+++ DATA RECORDS

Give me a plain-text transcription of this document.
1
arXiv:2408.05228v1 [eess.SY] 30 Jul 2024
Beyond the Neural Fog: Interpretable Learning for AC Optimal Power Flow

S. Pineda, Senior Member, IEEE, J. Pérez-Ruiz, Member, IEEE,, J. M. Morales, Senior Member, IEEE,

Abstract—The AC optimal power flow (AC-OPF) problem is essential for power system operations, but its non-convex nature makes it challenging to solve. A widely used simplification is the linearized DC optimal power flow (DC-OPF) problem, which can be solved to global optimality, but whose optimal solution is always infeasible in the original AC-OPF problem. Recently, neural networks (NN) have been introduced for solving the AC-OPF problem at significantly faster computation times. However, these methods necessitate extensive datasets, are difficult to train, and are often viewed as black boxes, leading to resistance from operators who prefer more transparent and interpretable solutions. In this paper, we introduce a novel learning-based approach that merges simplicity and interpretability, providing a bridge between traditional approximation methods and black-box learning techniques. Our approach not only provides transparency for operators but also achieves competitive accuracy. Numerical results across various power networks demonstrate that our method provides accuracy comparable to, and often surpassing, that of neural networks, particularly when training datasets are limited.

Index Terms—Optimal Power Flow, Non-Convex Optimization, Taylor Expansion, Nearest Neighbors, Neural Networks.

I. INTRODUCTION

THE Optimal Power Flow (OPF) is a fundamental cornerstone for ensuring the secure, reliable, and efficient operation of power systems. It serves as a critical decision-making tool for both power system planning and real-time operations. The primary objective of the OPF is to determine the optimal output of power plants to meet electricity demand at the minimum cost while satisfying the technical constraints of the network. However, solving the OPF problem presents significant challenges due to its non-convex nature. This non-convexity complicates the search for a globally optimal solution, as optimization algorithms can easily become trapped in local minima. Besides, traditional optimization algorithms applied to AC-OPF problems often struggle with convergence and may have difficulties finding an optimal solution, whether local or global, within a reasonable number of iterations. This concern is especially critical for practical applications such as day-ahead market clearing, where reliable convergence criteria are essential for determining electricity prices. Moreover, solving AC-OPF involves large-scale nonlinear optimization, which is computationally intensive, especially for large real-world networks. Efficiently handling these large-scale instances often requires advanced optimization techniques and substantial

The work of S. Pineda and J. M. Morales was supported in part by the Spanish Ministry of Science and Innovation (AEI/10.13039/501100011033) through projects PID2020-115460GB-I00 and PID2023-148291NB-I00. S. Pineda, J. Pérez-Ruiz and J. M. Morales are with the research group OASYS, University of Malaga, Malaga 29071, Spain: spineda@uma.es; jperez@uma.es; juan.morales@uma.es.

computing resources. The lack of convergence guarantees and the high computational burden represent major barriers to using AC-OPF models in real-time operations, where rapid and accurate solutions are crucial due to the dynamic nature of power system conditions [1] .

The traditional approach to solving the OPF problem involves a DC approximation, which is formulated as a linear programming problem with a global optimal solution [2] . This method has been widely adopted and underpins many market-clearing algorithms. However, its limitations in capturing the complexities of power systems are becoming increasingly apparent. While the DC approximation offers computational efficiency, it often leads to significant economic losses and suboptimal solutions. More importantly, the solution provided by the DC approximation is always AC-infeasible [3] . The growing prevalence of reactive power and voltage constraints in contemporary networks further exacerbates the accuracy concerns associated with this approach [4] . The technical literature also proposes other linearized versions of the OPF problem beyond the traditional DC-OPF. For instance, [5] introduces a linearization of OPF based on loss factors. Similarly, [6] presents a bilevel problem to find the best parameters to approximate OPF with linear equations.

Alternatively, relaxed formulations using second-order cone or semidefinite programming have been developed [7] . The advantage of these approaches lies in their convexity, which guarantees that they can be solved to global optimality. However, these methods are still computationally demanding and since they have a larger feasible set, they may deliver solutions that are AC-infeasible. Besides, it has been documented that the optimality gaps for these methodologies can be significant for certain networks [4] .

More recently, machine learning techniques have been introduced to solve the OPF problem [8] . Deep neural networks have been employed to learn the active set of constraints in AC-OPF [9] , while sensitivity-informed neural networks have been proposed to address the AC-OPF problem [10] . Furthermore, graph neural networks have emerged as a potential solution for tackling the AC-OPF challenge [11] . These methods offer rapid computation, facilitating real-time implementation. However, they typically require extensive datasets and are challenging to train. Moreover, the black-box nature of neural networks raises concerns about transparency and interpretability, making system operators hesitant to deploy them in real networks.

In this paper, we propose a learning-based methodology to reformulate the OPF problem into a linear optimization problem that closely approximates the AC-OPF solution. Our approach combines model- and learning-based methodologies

++++++

INSTRUCTION> Repeat each record exactly, leaving nothing out.

ANSWER TO THE TASK>
Give me a plain-text transcription of this document.
1
arXiv:2408.05228v1 [eess.SY] 30 Jul 2024
Beyond the Neural Fog: Interpretable Learning for AC Optimal Power Flow

S. Pineda, Senior Member, IEEE, J. Pérez-Ruiz, Member, IEEE,, J. M. Morales, Senior Member, IEEE,

Abstract—The AC optimal power flow (AC-OPF) problem is essential for power system operations, but its non-convex nature makes it challenging to solve. A widely used simplification is the linearized DC optimal power flow (DC-OPF) problem, which can be solved to global optimality, but whose optimal solution is always infeasible in the original AC-OPF problem. Recently, neural networks (NN) have been introduced for solving the AC-OPF problem at significantly faster computation times. However, these methods necessitate extensive datasets, are difficult to train, and are often viewed as black boxes, leading to resistance from operators who prefer more transparent and interpretable solutions. In this paper, we introduce a novel learning-based approach that merges simplicity and interpretability, providing a bridge between traditional approximation methods and black-box learning techniques. Our approach not only provides transparency for operators but also achieves competitive accuracy. Numerical results across various power networks demonstrate that our method provides accuracy comparable to, and often surpassing, that of neural networks, particularly when training datasets are limited.

Index Terms—Optimal Power Flow, Non-Convex Optimization, Taylor Expansion, Nearest Neighbors, Neural Networks.

I. INTRODUCTION

THE Optimal Power Flow (OPF) is a fundamental cornerstone for ensuring the secure, reliable, and efficient operation of power systems. It serves as a critical decision-making tool for both power system planning and real-time operations. The primary objective of the OPF is to determine the optimal output of power plants to meet electricity demand at the minimum cost while satisfying the technical constraints of the network. However, solving the OPF problem presents significant challenges due to its non-convex nature. This non-convexity complicates the search for a globally optimal solution, as optimization algorithms can easily become trapped in local minima. Besides, traditional optimization algorithms applied to AC-OPF problems often struggle with convergence and may have difficulties finding an optimal solution, whether local or global, within a reasonable number of iterations. This concern is especially critical for practical applications such as day-ahead market clearing, where reliable convergence criteria are essential for determining electricity prices. Moreover, solving AC-OPF involves large-scale nonlinear optimization, which is computationally intensive, especially for large real-world networks. Efficiently handling these large-scale instances often requires advanced optimization techniques and substantial

The work of S. Pineda and J. M. Morales was supported in part by the Spanish Ministry of Science and Innovation (AEI/10.13039/501100011033) through projects PID2020-115460GB-I00 and PID2023-148291NB-I00. S. Pineda, J. Pérez-Ruiz and J. M. Morales are with the research group OASYS, University of Malaga, Malaga 29071, Spain: spineda@uma.es; jperez@uma.es; juan.morales@uma.es.

computing resources. The lack of convergence guarantees and the high computational burden represent major barriers to using AC-OPF models in real-time operations, where rapid and accurate solutions are crucial due to the dynamic nature of power system conditions [1] .

The traditional approach to solving the OPF problem involves a DC approximation, which is formulated as a linear programming problem with a global optimal solution [2] . This method has been widely adopted and underpins many market-clearing algorithms. However, its limitations in capturing the complexities of power systems are becoming increasingly apparent. While the DC approximation offers computational efficiency, it often leads to significant economic losses and suboptimal solutions. More importantly, the solution provided by the DC approximation is always AC-infeasible [3] . The growing prevalence of reactive power and voltage constraints in contemporary networks further exacerbates the accuracy concerns associated with this approach [4] . The technical literature also proposes other linearized versions of the OPF problem beyond the traditional DC-OPF. For instance, [5] introduces a linearization of OPF based on loss factors. Similarly, [6] presents a bilevel problem to find the best parameters to approximate OPF with linear equations.

Alternatively, relaxed formulations using second-order cone or semidefinite programming have been developed [7] . The advantage of these approaches lies in their convexity, which guarantees that they can be solved to global optimality. However, these methods are still computationally demanding and since they have a larger feasible set, they may deliver solutions that are AC-infeasible. Besides, it has been documented that the optimality gaps for these methodologies can be significant for certain networks [4] .

More recently, machine learning techniques have been introduced to solve the OPF problem [8] . Deep neural networks have been employed to learn the active set of constraints in AC-OPF [9] , while sensitivity-informed neural networks have been proposed to address the AC-OPF problem [10] . Furthermore, graph neural networks have emerged as a potential solution for tackling the AC-OPF challenge [11] . These methods offer rapid computation, facilitating real-time implementation. However, they typically require extensive datasets and are challenging to train. Moreover, the black-box nature of neural networks raises concerns about transparency and interpretability, making system operators hesitant to deploy them in real networks.

In this paper, we propose a learning-based methodology to reformulate the OPF problem into a linear optimization problem that closely approximates the AC-OPF solution. Our approach combines model- and learning-based methodologies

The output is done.